[Structured figure records]
****

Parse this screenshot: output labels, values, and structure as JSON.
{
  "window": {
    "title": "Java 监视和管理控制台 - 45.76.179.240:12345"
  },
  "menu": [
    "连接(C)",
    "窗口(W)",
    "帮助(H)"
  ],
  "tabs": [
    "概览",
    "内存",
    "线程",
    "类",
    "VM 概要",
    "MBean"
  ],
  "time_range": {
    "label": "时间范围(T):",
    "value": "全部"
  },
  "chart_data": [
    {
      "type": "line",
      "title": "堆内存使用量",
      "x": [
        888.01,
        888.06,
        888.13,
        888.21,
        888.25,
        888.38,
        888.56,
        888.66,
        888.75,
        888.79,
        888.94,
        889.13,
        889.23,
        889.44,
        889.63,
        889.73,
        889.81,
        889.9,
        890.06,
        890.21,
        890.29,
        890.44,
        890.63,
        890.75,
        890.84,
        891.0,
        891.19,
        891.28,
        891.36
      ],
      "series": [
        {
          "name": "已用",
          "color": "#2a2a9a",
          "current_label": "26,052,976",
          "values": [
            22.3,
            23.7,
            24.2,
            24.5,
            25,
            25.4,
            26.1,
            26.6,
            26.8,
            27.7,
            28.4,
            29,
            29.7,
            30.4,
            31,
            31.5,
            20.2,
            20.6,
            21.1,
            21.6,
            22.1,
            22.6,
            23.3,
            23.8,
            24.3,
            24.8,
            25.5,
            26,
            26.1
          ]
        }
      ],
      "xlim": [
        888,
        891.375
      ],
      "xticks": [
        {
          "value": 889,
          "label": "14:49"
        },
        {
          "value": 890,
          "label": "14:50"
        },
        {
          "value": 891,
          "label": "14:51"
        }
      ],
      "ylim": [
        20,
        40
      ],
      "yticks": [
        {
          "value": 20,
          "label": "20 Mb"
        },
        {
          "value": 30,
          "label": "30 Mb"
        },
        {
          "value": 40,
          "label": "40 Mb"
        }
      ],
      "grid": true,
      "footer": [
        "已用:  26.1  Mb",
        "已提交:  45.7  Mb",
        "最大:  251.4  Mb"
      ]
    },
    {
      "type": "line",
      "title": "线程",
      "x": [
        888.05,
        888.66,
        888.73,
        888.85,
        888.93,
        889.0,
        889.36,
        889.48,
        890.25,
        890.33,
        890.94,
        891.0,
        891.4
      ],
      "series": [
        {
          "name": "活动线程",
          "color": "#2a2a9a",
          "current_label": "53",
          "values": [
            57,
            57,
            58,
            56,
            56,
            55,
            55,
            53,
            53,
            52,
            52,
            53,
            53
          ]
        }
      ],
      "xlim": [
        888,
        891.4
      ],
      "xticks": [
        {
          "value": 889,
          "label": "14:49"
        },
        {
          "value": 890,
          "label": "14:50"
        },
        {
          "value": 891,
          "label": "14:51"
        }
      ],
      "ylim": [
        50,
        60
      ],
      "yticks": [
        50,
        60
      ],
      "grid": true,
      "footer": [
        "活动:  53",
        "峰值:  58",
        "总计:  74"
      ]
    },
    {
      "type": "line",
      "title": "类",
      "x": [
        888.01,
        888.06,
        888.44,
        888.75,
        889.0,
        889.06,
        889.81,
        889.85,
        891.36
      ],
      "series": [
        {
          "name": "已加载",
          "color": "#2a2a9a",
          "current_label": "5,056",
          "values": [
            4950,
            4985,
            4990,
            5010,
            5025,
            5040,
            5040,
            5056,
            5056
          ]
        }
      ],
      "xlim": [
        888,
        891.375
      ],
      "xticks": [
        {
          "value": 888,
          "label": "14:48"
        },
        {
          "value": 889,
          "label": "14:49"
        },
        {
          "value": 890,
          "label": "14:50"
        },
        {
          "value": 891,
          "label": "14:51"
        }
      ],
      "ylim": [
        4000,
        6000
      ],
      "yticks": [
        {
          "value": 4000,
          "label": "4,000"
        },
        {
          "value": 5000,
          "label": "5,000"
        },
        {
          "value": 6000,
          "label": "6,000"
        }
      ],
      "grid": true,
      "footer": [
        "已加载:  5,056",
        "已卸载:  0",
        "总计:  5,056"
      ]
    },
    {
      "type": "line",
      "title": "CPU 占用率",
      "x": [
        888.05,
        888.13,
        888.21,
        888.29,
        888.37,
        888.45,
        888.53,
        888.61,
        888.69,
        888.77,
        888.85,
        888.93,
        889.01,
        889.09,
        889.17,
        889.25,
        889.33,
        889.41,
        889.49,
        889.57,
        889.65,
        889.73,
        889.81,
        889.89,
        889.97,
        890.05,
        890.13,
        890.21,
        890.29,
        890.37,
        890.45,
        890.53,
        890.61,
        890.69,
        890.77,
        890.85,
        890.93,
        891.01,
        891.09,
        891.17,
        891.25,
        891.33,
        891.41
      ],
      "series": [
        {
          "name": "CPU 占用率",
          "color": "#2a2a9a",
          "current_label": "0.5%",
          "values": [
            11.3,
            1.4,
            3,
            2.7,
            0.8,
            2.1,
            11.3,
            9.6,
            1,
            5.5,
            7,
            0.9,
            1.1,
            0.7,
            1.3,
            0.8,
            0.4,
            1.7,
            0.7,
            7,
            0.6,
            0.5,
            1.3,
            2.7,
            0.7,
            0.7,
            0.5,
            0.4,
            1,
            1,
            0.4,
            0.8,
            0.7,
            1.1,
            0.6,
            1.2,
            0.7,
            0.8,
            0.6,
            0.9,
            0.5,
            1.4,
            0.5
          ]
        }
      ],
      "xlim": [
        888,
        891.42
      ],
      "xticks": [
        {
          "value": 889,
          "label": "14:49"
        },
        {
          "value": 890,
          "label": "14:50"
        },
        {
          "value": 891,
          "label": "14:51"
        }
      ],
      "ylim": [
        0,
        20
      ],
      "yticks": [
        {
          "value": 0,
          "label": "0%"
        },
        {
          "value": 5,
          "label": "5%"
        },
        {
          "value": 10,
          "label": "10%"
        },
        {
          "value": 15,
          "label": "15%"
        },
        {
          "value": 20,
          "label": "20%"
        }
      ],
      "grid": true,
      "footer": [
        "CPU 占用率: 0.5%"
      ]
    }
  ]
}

****

The listing above should be transcribed in full, exactly as written.

Parse this screenshot: output labels, values, and structure as JSON.
{
  "window": {
    "title": "Java 监视和管理控制台 - 45.76.179.240:12345"
  },
  "menu": [
    "连接(C)",
    "窗口(W)",
    "帮助(H)"
  ],
  "tabs": [
    "概览",
    "内存",
    "线程",
    "类",
    "VM 概要",
    "MBean"
  ],
  "time_range": {
    "label": "时间范围(T):",
    "value": "全部"
  },
  "chart_data": [
    {
      "type": "line",
      "title": "堆内存使用量",
      "x": [
        888.01,
        888.06,
        888.13,
        888.21,
        888.25,
        888.38,
        888.56,
        888.66,
        888.75,
        888.79,
        888.94,
        889.13,
        889.23,
        889.44,
        889.63,
        889.73,
        889.81,
        889.9,
        890.06,
        890.21,
        890.29,
        890.44,
        890.63,
        890.75,
        890.84,
        891.0,
        891.19,
        891.28,
        891.36
      ],
      "series": [
        {
          "name": "已用",
          "color": "#2a2a9a",
          "current_label": "26,052,976",
          "values": [
            22.3,
            23.7,
            24.2,
            24.5,
            25,
            25.4,
            26.1,
            26.6,
            26.8,
            27.7,
            28.4,
            29,
            29.7,
            30.4,
            31,
            31.5,
            20.2,
            20.6,
            21.1,
            21.6,
            22.1,
            22.6,
            23.3,
            23.8,
            24.3,
            24.8,
            25.5,
            26,
            26.1
          ]
        }
      ],
      "xlim": [
        888,
        891.375
      ],
      "xticks": [
        {
          "value": 889,
          "label": "14:49"
        },
        {
          "value": 890,
          "label": "14:50"
        },
        {
          "value": 891,
          "label": "14:51"
        }
      ],
      "ylim": [
        20,
        40
      ],
      "yticks": [
        {
          "value": 20,
          "label": "20 Mb"
        },
        {
          "value": 30,
          "label": "30 Mb"
        },
        {
          "value": 40,
          "label": "40 Mb"
        }
      ],
      "grid": true,
      "footer": [
        "已用:  26.1  Mb",
        "已提交:  45.7  Mb",
        "最大:  251.4  Mb"
      ]
    },
    {
      "type": "line",
      "title": "线程",
      "x": [
        888.05,
        888.66,
        888.73,
        888.85,
        888.93,
        889.0,
        889.36,
        889.48,
        890.25,
        890.33,
        890.94,
        891.0,
        891.4
      ],
      "series": [
        {
          "name": "活动线程",
          "color": "#2a2a9a",
          "current_label": "53",
          "values": [
            57,
            57,
            58,
            56,
            56,
            55,
            55,
            53,
            53,
            52,
            52,
            53,
            53
          ]
        }
      ],
      "xlim": [
        888,
        891.4
      ],
      "xticks": [
        {
          "value": 889,
          "label": "14:49"
        },
        {
          "value": 890,
          "label": "14:50"
        },
        {
          "value": 891,
          "label": "14:51"
        }
      ],
      "ylim": [
        50,
        60
      ],
      "yticks": [
        50,
        60
      ],
      "grid": true,
      "footer": [
        "活动:  53",
        "峰值:  58",
        "总计:  74"
      ]
    },
    {
      "type": "line",
      "title": "类",
      "x": [
        888.01,
        888.06,
        888.44,
        888.75,
        889.0,
        889.06,
        889.81,
        889.85,
        891.36
      ],
      "series": [
        {
          "name": "已加载",
          "color": "#2a2a9a",
          "current_label": "5,056",
          "values": [
            4950,
            4985,
            4990,
            5010,
            5025,
            5040,
            5040,
            5056,
            5056
          ]
        }
      ],
      "xlim": [
        888,
        891.375
      ],
      "xticks": [
        {
          "value": 888,
          "label": "14:48"
        },
        {
          "value": 889,
          "label": "14:49"
        },
        {
          "value": 890,
          "label": "14:50"
        },
        {
          "value": 891,
          "label": "14:51"
        }
      ],
      "ylim": [
        4000,
        6000
      ],
      "yticks": [
        {
          "value": 4000,
          "label": "4,000"
        },
        {
          "value": 5000,
          "label": "5,000"
        },
        {
          "value": 6000,
          "label": "6,000"
        }
      ],
      "grid": true,
      "footer": [
        "已加载:  5,056",
        "已卸载:  0",
        "总计:  5,056"
      ]
    },
    {
      "type": "line",
      "title": "CPU 占用率",
      "x": [
        888.05,
        888.13,
        888.21,
        888.29,
        888.37,
        888.45,
        888.53,
        888.61,
        888.69,
        888.77,
        888.85,
        888.93,
        889.01,
        889.09,
        889.17,
        889.25,
        889.33,
        889.41,
        889.49,
        889.57,
        889.65,
        889.73,
        889.81,
        889.89,
        889.97,
        890.05,
        890.13,
        890.21,
        890.29,
        890.37,
        890.45,
        890.53,
        890.61,
        890.69,
        890.77,
        890.85,
        890.93,
        891.01,
        891.09,
        891.17,
        891.25,
        891.33,
        891.41
      ],
      "series": [
        {
          "name": "CPU 占用率",
          "color": "#2a2a9a",
          "current_label": "0.5%",
          "values": [
            11.3,
            1.4,
            3,
            2.7,
            0.8,
            2.1,
            11.3,
            9.6,
            1,
            5.5,
            7,
            0.9,
            1.1,
            0.7,
            1.3,
            0.8,
            0.4,
            1.7,
            0.7,
            7,
            0.6,
            0.5,
            1.3,
            2.7,
            0.7,
            0.7,
            0.5,
            0.4,
            1,
            1,
            0.4,
            0.8,
            0.7,
            1.1,
            0.6,
            1.2,
            0.7,
            0.8,
            0.6,
            0.9,
            0.5,
            1.4,
            0.5
          ]
        }
      ],
      "xlim": [
        888,
        891.42
      ],
      "xticks": [
        {
          "value": 889,
          "label": "14:49"
        },
        {
          "value": 890,
          "label": "14:50"
        },
        {
          "value": 891,
          "label": "14:51"
        }
      ],
      "ylim": [
        0,
        20
      ],
      "yticks": [
        {
          "value": 0,
          "label": "0%"
        },
        {
          "value": 5,
          "label": "5%"
        },
        {
          "value": 10,
          "label": "10%"
        },
        {
          "value": 15,
          "label": "15%"
        },
        {
          "value": 20,
          "label": "20%"
        }
      ],
      "grid": true,
      "footer": [
        "CPU 占用率: 0.5%"
      ]
    }
  ]
}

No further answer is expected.